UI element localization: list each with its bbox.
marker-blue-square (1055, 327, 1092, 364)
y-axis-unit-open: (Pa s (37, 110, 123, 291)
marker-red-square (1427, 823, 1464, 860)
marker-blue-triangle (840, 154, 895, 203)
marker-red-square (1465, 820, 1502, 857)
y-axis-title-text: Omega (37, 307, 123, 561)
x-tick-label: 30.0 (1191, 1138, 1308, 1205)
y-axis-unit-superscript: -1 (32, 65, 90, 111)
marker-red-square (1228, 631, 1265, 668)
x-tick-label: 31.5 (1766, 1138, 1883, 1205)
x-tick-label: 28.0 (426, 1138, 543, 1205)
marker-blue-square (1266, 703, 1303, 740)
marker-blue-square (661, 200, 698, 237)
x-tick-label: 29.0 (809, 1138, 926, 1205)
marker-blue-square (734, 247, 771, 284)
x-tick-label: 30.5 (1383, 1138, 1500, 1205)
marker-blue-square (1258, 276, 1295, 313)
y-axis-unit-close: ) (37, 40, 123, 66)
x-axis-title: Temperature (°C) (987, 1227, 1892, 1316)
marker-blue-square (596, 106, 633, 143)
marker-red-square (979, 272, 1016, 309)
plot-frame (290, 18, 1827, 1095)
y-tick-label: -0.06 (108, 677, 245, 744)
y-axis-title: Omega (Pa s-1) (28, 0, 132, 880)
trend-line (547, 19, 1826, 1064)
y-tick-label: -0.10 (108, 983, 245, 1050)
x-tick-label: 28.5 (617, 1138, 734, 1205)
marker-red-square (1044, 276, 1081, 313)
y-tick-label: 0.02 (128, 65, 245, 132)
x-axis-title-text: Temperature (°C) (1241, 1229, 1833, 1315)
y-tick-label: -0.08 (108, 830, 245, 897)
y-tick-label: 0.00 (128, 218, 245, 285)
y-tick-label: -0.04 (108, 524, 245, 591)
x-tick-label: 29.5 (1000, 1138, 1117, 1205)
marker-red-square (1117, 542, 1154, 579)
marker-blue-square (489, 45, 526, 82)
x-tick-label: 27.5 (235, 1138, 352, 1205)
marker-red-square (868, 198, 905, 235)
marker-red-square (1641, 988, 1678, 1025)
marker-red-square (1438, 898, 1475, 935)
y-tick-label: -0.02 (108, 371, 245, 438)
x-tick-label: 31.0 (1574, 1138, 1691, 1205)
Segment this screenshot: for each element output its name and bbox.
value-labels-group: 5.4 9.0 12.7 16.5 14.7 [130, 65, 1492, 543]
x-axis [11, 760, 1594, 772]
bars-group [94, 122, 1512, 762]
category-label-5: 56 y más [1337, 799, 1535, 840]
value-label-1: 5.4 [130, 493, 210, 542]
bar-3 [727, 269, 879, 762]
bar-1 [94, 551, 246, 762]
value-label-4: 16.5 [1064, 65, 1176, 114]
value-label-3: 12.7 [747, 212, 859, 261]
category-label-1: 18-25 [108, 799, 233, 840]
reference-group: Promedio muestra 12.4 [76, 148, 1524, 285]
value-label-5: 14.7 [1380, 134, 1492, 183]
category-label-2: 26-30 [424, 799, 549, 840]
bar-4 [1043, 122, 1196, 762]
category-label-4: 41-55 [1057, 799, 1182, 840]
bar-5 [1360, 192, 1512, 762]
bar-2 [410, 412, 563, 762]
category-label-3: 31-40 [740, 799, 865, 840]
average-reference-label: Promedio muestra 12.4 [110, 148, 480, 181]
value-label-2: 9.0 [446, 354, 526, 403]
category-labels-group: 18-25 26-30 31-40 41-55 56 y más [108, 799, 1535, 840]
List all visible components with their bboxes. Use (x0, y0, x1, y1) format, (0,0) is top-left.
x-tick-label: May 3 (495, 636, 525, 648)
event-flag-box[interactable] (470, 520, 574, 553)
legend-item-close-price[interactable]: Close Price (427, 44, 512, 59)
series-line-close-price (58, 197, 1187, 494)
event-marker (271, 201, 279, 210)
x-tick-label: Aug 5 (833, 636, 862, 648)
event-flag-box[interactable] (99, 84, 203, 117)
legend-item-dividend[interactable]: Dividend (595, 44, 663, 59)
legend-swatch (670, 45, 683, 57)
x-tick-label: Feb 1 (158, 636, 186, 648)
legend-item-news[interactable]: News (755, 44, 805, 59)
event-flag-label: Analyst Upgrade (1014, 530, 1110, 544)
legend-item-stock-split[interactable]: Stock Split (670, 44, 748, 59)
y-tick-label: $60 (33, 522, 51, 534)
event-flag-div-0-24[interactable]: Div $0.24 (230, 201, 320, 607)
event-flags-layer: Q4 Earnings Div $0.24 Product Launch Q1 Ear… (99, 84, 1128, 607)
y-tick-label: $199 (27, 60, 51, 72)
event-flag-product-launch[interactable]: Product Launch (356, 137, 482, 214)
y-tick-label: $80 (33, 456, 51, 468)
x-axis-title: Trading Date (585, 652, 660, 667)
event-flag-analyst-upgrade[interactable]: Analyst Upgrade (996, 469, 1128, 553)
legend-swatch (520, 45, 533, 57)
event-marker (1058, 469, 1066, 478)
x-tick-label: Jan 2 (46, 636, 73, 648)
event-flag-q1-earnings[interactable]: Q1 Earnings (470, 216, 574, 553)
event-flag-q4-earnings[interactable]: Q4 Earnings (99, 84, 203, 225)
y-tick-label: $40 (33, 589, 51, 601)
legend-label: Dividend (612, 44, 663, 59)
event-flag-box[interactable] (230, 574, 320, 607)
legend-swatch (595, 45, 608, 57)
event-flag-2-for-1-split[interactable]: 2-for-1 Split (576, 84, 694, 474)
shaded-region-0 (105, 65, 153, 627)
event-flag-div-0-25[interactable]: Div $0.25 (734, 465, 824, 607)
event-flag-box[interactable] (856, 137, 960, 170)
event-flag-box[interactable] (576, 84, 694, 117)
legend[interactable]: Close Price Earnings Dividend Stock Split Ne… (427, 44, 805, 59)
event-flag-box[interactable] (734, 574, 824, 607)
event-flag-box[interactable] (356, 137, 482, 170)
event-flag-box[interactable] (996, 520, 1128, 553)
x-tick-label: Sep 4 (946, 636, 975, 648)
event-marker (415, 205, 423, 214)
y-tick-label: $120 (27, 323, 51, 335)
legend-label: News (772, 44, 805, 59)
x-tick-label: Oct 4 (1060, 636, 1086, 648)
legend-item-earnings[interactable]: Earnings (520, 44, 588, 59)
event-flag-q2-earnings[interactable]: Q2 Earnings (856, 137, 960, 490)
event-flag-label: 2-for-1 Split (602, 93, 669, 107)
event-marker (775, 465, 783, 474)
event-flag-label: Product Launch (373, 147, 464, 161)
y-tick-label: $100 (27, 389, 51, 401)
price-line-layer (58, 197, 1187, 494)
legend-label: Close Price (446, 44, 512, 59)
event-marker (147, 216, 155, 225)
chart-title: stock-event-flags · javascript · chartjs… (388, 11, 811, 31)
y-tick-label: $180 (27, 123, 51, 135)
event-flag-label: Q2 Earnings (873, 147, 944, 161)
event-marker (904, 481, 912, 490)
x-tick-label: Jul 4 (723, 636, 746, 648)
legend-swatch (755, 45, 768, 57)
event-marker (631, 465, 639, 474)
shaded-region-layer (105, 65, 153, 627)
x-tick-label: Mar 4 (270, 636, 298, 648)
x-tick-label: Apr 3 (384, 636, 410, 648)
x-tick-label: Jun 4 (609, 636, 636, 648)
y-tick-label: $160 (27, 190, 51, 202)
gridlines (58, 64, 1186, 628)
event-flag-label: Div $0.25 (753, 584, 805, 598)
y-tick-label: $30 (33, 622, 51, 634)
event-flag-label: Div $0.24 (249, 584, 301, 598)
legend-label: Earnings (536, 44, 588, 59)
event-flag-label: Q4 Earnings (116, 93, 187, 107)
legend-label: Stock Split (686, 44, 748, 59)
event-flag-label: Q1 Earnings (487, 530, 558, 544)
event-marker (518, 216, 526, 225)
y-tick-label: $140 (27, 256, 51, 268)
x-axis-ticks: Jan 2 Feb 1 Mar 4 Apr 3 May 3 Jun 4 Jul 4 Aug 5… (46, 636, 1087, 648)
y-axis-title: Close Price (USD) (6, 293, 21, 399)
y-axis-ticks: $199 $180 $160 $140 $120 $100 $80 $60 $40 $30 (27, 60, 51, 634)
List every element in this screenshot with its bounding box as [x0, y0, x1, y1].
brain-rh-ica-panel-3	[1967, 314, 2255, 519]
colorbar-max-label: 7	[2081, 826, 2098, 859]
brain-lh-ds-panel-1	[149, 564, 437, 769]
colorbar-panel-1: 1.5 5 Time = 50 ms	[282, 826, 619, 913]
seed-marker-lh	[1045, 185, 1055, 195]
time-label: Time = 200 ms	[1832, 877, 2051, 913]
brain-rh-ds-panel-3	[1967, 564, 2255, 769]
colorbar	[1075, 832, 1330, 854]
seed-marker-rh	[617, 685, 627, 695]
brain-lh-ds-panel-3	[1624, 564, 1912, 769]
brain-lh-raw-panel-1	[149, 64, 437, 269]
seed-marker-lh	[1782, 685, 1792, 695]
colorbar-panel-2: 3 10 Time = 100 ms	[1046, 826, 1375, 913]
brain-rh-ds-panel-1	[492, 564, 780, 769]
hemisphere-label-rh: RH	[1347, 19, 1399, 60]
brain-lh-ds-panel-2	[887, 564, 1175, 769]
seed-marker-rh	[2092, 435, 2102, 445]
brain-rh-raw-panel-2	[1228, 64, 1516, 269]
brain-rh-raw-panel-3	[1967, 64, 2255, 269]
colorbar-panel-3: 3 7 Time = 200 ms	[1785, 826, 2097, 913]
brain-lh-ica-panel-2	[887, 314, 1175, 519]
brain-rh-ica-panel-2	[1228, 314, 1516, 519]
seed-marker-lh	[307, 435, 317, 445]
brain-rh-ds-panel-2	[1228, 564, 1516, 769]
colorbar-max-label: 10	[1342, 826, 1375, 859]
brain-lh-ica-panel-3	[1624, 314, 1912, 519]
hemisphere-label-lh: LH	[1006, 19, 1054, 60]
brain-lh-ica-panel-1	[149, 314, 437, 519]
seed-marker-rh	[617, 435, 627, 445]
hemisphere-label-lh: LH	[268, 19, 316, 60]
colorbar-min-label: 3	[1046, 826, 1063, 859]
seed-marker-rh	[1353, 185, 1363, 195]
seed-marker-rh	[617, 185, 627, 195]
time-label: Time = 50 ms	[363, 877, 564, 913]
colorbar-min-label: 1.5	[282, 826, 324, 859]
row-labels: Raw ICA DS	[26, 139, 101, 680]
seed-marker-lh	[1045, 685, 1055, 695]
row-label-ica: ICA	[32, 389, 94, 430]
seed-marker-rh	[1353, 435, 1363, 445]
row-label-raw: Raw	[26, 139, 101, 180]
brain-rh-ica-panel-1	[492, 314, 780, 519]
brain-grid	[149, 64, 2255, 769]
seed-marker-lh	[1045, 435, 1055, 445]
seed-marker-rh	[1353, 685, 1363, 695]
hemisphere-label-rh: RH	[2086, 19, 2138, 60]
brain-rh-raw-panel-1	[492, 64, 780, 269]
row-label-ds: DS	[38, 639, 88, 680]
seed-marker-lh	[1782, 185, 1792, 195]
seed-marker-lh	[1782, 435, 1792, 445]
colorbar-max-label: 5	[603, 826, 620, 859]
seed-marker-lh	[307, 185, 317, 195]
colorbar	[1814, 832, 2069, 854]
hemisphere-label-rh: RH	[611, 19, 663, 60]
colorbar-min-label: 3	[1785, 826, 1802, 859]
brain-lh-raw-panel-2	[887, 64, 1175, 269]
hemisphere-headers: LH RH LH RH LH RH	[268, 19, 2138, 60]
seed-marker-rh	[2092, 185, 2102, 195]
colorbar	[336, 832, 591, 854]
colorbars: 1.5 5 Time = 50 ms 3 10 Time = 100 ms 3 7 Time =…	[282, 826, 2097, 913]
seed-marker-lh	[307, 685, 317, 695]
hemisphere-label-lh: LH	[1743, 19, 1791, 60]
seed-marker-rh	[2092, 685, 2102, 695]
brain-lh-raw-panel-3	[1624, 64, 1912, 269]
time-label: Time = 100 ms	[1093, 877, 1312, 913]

Exercise details: Retype the items line for line, starting at the first line of the items and ending at the line containing "y-tick-label: -0.04 (108, 524, 245, 591)", with both ends included.

The output:
UI element localization: list each with its bbox.
marker-blue-square (1055, 327, 1092, 364)
y-axis-unit-open: (Pa s (37, 110, 123, 291)
marker-red-square (1427, 823, 1464, 860)
marker-blue-triangle (840, 154, 895, 203)
marker-red-square (1465, 820, 1502, 857)
y-axis-title-text: Omega (37, 307, 123, 561)
x-tick-label: 30.0 (1191, 1138, 1308, 1205)
y-axis-unit-superscript: -1 (32, 65, 90, 111)
marker-red-square (1228, 631, 1265, 668)
x-tick-label: 31.5 (1766, 1138, 1883, 1205)
x-tick-label: 28.0 (426, 1138, 543, 1205)
marker-blue-square (1266, 703, 1303, 740)
marker-blue-square (661, 200, 698, 237)
x-tick-label: 29.0 (809, 1138, 926, 1205)
marker-blue-square (734, 247, 771, 284)
x-tick-label: 30.5 (1383, 1138, 1500, 1205)
marker-blue-square (1258, 276, 1295, 313)
y-axis-unit-close: ) (37, 40, 123, 66)
x-axis-title: Temperature (°C) (987, 1227, 1892, 1316)
marker-blue-square (596, 106, 633, 143)
marker-red-square (979, 272, 1016, 309)
plot-frame (290, 18, 1827, 1095)
y-tick-label: -0.06 (108, 677, 245, 744)
y-axis-title: Omega (Pa s-1) (28, 0, 132, 880)
trend-line (547, 19, 1826, 1064)
y-tick-label: -0.10 (108, 983, 245, 1050)
x-tick-label: 28.5 (617, 1138, 734, 1205)
marker-red-square (1044, 276, 1081, 313)
y-tick-label: 0.02 (128, 65, 245, 132)
x-axis-title-text: Temperature (°C) (1241, 1229, 1833, 1315)
y-tick-label: -0.08 (108, 830, 245, 897)
y-tick-label: 0.00 (128, 218, 245, 285)
y-tick-label: -0.04 (108, 524, 245, 591)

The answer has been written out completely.